### Dataset
───
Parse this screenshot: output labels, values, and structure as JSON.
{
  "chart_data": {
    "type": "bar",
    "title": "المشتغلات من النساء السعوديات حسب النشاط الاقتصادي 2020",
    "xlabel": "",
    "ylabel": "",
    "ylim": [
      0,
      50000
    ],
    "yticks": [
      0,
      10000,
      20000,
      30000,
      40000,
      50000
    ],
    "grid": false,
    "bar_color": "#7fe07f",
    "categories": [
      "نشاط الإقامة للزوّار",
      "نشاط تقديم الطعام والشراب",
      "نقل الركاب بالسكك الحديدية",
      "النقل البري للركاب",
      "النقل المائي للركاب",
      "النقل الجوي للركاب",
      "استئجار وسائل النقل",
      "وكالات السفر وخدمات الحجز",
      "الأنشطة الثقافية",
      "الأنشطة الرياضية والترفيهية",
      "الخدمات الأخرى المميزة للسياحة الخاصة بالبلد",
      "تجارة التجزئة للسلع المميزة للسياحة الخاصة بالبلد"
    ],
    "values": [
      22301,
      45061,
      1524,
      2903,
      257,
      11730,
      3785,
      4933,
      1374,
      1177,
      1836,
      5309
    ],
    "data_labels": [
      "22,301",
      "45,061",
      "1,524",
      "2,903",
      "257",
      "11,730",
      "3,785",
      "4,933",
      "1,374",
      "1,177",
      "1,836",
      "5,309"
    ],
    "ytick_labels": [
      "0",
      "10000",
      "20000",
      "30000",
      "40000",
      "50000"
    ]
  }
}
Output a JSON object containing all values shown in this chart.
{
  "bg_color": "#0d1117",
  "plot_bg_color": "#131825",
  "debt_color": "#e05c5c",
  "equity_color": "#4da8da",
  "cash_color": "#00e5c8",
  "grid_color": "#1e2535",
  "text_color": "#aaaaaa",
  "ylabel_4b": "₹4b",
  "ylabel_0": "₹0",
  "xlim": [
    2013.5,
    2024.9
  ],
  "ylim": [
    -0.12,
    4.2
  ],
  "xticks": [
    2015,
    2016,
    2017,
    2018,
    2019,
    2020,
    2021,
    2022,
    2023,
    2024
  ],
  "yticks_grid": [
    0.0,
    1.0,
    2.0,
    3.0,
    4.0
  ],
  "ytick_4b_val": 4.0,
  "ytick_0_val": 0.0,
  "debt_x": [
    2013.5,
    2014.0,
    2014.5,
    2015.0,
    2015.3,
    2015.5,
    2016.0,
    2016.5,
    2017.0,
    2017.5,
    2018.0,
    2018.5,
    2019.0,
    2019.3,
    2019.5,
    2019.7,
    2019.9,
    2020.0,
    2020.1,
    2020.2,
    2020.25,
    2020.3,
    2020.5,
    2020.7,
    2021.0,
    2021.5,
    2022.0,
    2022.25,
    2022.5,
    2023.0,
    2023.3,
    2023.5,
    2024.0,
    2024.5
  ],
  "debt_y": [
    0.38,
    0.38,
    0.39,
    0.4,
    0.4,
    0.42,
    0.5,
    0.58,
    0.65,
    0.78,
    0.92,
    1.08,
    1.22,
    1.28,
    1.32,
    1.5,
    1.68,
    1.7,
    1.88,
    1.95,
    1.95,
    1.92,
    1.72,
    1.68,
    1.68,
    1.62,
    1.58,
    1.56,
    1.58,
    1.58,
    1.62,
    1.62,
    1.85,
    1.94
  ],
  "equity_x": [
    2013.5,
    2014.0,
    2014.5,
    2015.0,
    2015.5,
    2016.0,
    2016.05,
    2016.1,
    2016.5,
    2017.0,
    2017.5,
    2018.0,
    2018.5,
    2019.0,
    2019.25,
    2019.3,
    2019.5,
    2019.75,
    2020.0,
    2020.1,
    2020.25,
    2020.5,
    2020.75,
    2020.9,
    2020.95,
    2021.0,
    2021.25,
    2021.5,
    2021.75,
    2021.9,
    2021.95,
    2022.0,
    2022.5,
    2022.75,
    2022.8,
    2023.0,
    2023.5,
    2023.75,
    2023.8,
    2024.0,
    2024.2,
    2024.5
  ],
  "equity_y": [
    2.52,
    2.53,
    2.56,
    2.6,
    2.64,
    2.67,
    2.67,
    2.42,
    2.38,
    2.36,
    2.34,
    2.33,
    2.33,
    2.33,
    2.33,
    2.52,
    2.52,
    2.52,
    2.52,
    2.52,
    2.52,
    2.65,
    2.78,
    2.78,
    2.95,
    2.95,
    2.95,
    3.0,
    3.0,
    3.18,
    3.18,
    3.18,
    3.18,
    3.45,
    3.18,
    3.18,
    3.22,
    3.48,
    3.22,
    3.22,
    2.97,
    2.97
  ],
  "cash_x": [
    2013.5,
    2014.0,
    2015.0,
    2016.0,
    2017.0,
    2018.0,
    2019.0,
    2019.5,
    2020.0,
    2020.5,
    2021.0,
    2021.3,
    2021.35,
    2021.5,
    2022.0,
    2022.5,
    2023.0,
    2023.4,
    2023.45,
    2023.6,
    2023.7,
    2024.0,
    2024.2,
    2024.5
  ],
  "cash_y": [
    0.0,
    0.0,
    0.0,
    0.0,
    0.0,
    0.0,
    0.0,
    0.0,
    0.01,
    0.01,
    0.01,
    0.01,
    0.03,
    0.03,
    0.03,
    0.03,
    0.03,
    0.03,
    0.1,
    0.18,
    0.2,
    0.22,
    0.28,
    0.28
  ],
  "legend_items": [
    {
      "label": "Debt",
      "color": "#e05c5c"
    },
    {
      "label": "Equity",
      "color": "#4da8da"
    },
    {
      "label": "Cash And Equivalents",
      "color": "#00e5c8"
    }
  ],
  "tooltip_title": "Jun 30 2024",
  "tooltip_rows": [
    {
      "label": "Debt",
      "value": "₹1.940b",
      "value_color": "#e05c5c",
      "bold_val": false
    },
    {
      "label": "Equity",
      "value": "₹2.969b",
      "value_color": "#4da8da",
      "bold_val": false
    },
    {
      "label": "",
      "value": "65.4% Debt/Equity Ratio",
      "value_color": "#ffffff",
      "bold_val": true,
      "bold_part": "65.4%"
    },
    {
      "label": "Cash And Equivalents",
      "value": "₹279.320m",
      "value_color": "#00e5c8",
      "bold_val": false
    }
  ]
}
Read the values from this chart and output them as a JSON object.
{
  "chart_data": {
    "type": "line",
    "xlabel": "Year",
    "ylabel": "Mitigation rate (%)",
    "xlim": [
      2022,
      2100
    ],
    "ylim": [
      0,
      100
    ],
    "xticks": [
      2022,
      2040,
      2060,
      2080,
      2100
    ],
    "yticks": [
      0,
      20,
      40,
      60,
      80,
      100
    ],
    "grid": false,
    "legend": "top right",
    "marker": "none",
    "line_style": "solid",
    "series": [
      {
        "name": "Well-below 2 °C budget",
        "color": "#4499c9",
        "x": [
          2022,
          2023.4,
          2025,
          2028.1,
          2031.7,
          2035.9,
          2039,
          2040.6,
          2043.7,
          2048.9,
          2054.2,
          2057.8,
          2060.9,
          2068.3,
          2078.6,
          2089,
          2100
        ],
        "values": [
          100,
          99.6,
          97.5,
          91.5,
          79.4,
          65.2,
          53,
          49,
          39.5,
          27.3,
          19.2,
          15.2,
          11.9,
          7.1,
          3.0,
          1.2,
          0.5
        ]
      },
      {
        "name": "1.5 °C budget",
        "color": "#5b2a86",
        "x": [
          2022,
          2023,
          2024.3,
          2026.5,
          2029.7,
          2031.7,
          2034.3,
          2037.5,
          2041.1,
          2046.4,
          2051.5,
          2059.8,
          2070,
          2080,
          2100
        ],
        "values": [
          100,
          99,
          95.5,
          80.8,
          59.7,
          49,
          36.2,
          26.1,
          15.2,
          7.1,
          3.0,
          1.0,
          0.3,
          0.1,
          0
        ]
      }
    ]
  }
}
───
### Problem
In the records above, locate the lines holding the word "بالبلد". Copy each of them.

### Reply
      "الخدمات الأخرى المميزة للسياحة الخاصة بالبلد",
      "تجارة التجزئة للسلع المميزة للسياحة الخاصة بالبلد"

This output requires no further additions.